§ **DATASET RECORDS**
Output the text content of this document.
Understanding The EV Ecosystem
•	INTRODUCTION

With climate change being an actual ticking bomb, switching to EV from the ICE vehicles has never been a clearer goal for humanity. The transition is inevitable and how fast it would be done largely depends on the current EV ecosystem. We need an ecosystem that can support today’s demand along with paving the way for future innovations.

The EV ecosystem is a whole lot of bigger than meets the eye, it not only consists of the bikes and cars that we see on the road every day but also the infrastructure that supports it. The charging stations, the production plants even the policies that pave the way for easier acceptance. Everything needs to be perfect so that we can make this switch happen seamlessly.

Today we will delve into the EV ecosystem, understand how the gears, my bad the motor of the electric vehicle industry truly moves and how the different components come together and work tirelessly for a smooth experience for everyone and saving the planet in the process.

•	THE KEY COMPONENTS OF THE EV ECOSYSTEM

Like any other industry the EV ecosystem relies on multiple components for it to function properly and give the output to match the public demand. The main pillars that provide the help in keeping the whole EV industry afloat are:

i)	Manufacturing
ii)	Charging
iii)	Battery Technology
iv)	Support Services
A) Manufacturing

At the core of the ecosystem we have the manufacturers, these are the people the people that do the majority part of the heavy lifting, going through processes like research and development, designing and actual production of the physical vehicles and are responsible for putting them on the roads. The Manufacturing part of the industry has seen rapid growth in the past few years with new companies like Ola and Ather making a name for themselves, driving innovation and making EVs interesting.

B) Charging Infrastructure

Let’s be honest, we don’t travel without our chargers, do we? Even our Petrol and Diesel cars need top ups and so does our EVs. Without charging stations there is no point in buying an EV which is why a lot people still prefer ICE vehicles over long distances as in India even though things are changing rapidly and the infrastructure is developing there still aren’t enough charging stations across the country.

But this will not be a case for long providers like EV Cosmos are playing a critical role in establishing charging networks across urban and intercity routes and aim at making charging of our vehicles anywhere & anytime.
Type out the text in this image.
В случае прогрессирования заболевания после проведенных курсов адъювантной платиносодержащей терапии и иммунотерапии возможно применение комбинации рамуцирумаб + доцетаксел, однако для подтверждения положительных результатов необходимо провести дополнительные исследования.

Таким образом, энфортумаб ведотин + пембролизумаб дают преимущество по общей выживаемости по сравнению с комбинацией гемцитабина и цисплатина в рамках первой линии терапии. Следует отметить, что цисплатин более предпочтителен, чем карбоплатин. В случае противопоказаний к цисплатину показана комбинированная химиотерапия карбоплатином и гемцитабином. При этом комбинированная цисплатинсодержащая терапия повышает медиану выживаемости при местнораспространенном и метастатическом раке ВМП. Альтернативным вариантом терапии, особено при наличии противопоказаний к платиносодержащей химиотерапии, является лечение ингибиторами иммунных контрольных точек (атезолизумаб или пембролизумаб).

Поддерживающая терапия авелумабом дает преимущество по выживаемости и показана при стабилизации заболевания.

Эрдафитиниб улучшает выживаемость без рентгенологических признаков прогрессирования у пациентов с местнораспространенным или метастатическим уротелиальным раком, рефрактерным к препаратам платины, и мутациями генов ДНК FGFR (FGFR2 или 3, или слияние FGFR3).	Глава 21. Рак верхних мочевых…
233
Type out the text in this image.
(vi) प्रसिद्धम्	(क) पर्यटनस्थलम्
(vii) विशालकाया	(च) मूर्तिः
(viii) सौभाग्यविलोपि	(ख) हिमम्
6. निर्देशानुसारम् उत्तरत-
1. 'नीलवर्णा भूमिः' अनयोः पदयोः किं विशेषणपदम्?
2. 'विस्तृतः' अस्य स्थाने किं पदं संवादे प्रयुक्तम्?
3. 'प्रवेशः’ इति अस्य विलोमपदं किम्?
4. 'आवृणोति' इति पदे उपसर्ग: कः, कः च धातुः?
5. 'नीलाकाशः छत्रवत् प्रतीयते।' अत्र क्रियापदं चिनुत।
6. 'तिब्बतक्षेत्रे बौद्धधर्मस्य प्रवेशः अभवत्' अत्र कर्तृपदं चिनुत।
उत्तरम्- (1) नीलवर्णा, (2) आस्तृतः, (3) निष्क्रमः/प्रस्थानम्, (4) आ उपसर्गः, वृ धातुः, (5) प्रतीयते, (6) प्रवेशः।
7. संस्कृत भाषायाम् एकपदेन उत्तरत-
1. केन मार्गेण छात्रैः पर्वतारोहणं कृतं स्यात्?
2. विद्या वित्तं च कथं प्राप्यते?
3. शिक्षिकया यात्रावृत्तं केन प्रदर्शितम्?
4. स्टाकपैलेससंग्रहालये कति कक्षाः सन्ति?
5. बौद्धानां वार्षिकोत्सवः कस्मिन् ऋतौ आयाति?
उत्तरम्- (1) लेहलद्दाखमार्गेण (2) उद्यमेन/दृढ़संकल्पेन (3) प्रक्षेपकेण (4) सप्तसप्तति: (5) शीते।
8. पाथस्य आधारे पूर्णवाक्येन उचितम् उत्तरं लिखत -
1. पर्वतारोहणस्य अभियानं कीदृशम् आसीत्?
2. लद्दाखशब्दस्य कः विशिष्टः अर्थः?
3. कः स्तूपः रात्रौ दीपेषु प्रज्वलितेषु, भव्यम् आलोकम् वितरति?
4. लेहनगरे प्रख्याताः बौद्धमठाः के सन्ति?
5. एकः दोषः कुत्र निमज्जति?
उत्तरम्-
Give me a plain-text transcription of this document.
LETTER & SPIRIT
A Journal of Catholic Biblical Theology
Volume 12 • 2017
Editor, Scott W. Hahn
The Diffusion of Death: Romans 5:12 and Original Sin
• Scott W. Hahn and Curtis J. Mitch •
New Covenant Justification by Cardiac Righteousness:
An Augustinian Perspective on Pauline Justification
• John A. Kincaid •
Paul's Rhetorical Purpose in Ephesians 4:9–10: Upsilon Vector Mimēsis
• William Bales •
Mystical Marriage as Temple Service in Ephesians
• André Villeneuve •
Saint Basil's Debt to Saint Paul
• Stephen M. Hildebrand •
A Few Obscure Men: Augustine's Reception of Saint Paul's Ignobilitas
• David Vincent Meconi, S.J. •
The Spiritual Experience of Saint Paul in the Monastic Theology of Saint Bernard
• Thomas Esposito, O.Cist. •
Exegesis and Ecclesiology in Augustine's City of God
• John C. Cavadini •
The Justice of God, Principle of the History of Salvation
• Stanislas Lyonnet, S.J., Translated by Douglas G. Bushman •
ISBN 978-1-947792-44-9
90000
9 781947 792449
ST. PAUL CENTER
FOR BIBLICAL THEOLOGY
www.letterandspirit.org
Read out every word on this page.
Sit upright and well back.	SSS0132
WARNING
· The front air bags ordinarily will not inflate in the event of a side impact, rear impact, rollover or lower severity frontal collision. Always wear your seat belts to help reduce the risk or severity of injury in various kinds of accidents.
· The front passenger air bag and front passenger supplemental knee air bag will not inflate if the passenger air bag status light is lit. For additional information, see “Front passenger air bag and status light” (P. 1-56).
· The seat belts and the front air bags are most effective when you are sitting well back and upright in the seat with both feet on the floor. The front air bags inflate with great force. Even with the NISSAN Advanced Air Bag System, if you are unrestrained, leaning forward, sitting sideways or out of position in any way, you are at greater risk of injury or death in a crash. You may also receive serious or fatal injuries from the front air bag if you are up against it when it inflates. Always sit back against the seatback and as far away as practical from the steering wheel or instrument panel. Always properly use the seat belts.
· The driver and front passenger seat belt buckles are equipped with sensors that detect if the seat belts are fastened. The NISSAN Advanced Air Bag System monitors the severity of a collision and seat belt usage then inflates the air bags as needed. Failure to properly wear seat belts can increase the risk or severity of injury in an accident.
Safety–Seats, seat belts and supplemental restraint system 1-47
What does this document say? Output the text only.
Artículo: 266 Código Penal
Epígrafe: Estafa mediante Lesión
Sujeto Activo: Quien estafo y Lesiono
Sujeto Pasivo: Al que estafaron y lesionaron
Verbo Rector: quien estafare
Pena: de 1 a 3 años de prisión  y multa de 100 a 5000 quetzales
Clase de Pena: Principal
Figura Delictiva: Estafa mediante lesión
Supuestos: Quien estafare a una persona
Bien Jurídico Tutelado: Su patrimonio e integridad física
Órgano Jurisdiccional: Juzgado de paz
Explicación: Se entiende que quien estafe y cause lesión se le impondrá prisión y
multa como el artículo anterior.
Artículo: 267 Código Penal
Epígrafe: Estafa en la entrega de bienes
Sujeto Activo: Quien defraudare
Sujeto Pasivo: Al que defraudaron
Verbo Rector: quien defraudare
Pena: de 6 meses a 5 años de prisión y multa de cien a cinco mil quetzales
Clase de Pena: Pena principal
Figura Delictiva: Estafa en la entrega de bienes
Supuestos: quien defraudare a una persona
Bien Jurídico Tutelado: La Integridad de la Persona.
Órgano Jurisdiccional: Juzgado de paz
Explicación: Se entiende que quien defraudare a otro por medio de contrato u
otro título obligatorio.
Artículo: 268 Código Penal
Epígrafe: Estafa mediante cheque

§ **TASK REQUIREMENTS**
In the records above, how many lines contain the word "Delictiva"? Give the number alone.

§ **EXERCISE SOLUTION**
2